**Problem statement:** Take each line containing "with" and report it exactly as written.

**Dataset rows:**
-*-

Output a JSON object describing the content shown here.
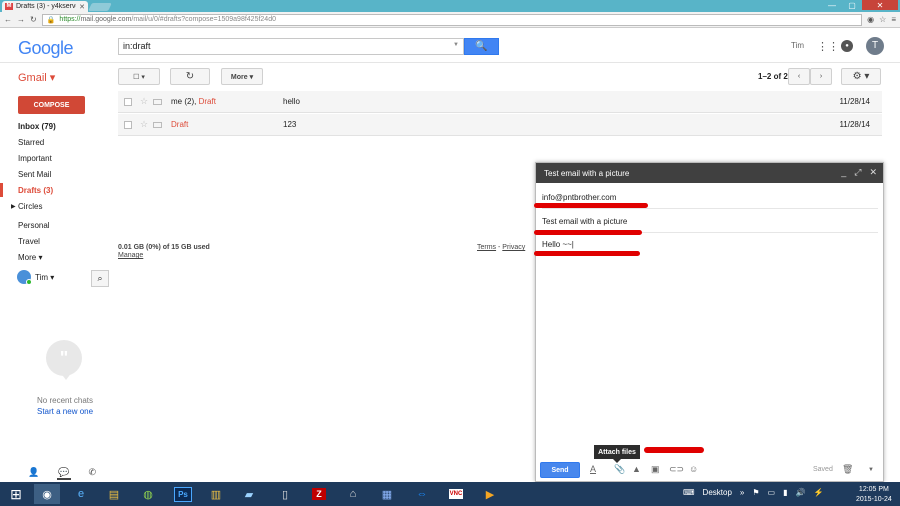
{
  "browser": {
    "tab_title": "Drafts (3) - y4kserve",
    "tab_icon": "M",
    "url_scheme": "https://",
    "url_host": "mail.google.com",
    "url_path": "/mail/u/0/#drafts?compose=1509a98f425f24d0",
    "window_controls": {
      "minimize": "—",
      "maximize": "▢",
      "close": "✕"
    }
  },
  "header": {
    "logo": "Google",
    "search_value": "in:draft",
    "user_name": "Tim",
    "avatar_letter": "T"
  },
  "toolbar": {
    "app_label": "Gmail ▾",
    "select_label": "☐ ▾",
    "refresh_label": "↻",
    "more_label": "More ▾",
    "page_count": "1–2 of 2",
    "prev": "‹",
    "next": "›",
    "settings_label": "⚙ ▾"
  },
  "sidebar": {
    "compose_label": "COMPOSE",
    "items": [
      "Inbox (79)",
      "Starred",
      "Important",
      "Sent Mail",
      "Drafts (3)",
      "Circles",
      "Personal",
      "Travel",
      "More ▾"
    ],
    "hangouts_user": "Tim ▾",
    "no_chats": "No recent chats",
    "start_chat": "Start a new one"
  },
  "messages": [
    {
      "from_plain": "me (2),",
      "from_draft": "Draft",
      "subject": "hello",
      "date": "11/28/14"
    },
    {
      "from_plain": "",
      "from_draft": "Draft",
      "subject": "123",
      "date": "11/28/14"
    }
  ],
  "footer": {
    "storage": "0.01 GB (0%) of 15 GB used",
    "manage": "Manage",
    "terms": "Terms",
    "separator": " - ",
    "privacy": "Privacy"
  },
  "compose_window": {
    "title": "Test email with a picture",
    "to": "info@pntbrother.com",
    "subject": "Test email with a picture",
    "body": "Hello ~~|",
    "send_label": "Send",
    "tooltip": "Attach files",
    "saved_label": "Saved"
  },
  "taskbar": {
    "desktop_label": "Desktop",
    "time": "12:05 PM",
    "date": "2015-10-24"
  },
  "colors": {
    "gmail_red": "#dd4b39",
    "search_blue": "#4285f4",
    "compose_header": "#404040",
    "taskbar": "#1e3a5c",
    "annotation_red": "#e00000"
  }
}
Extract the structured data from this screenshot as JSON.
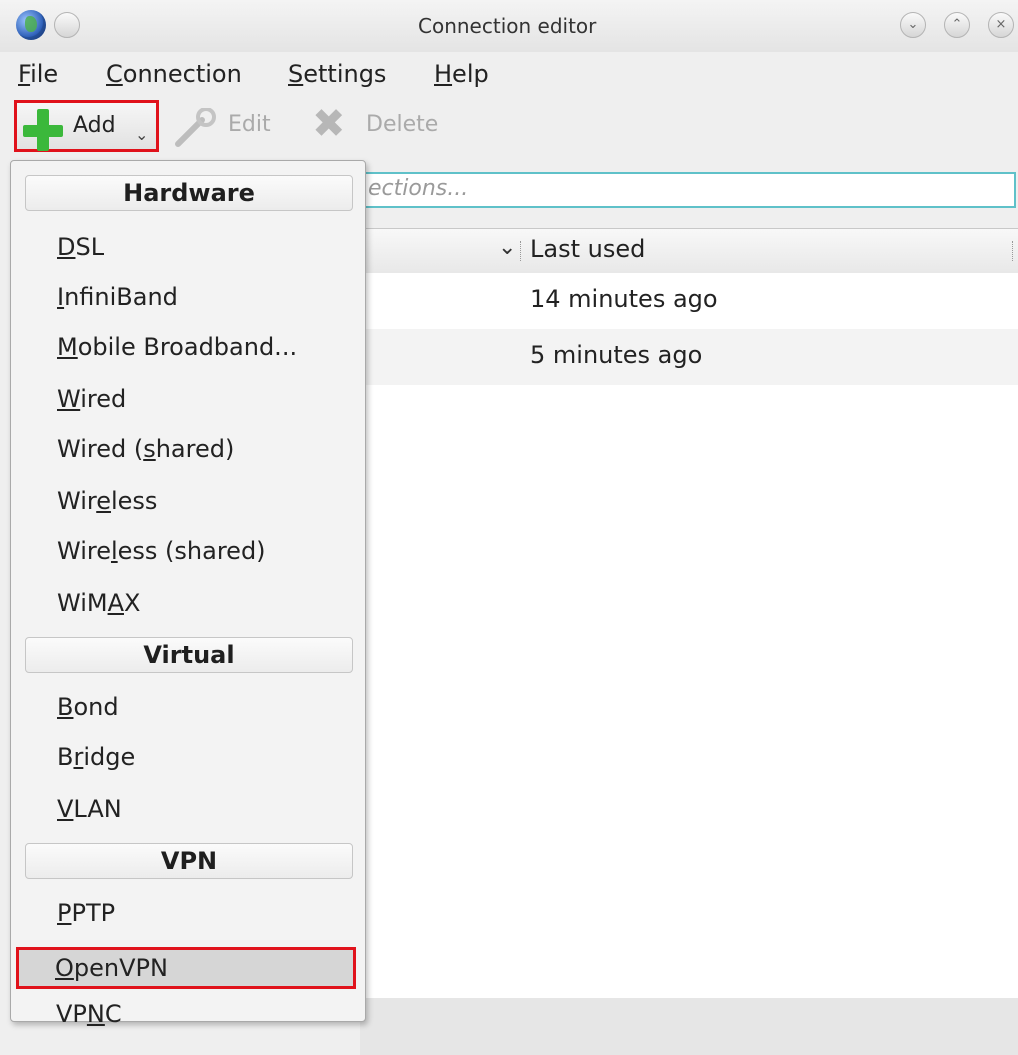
{
  "window": {
    "title": "Connection editor"
  },
  "menubar": {
    "items": [
      {
        "mnemonic": "F",
        "rest": "ile"
      },
      {
        "mnemonic": "C",
        "rest": "onnection"
      },
      {
        "mnemonic": "S",
        "rest": "ettings"
      },
      {
        "mnemonic": "H",
        "rest": "elp"
      }
    ]
  },
  "toolbar": {
    "add_label": "Add",
    "edit_label": "Edit",
    "delete_label": "Delete"
  },
  "search": {
    "placeholder_visible": "ections..."
  },
  "list": {
    "header": "Last used",
    "rows": [
      {
        "last_used": "14 minutes ago"
      },
      {
        "last_used": "5 minutes ago"
      }
    ]
  },
  "dropdown": {
    "sections": [
      "Hardware",
      "Virtual",
      "VPN"
    ],
    "hardware": [
      {
        "pre": "",
        "mn": "D",
        "post": "SL"
      },
      {
        "pre": "",
        "mn": "I",
        "post": "nfiniBand"
      },
      {
        "pre": "",
        "mn": "M",
        "post": "obile Broadband..."
      },
      {
        "pre": "",
        "mn": "W",
        "post": "ired"
      },
      {
        "pre": "Wired (",
        "mn": "s",
        "post": "hared)"
      },
      {
        "pre": "Wir",
        "mn": "e",
        "post": "less"
      },
      {
        "pre": "Wire",
        "mn": "l",
        "post": "ess (shared)"
      },
      {
        "pre": "WiM",
        "mn": "A",
        "post": "X"
      }
    ],
    "virtual": [
      {
        "pre": "",
        "mn": "B",
        "post": "ond"
      },
      {
        "pre": "B",
        "mn": "r",
        "post": "idge"
      },
      {
        "pre": "",
        "mn": "V",
        "post": "LAN"
      }
    ],
    "vpn": [
      {
        "pre": "",
        "mn": "P",
        "post": "PTP"
      },
      {
        "pre": "",
        "mn": "O",
        "post": "penVPN"
      },
      {
        "pre": "VP",
        "mn": "N",
        "post": "C"
      }
    ]
  },
  "colors": {
    "highlight_border": "#e0121b",
    "search_border": "#5fc1c9",
    "add_icon": "#3bb83b"
  }
}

-*-

**Correct answer:**
    "title": "Test email with a picture",
    "subject": "Test email with a picture",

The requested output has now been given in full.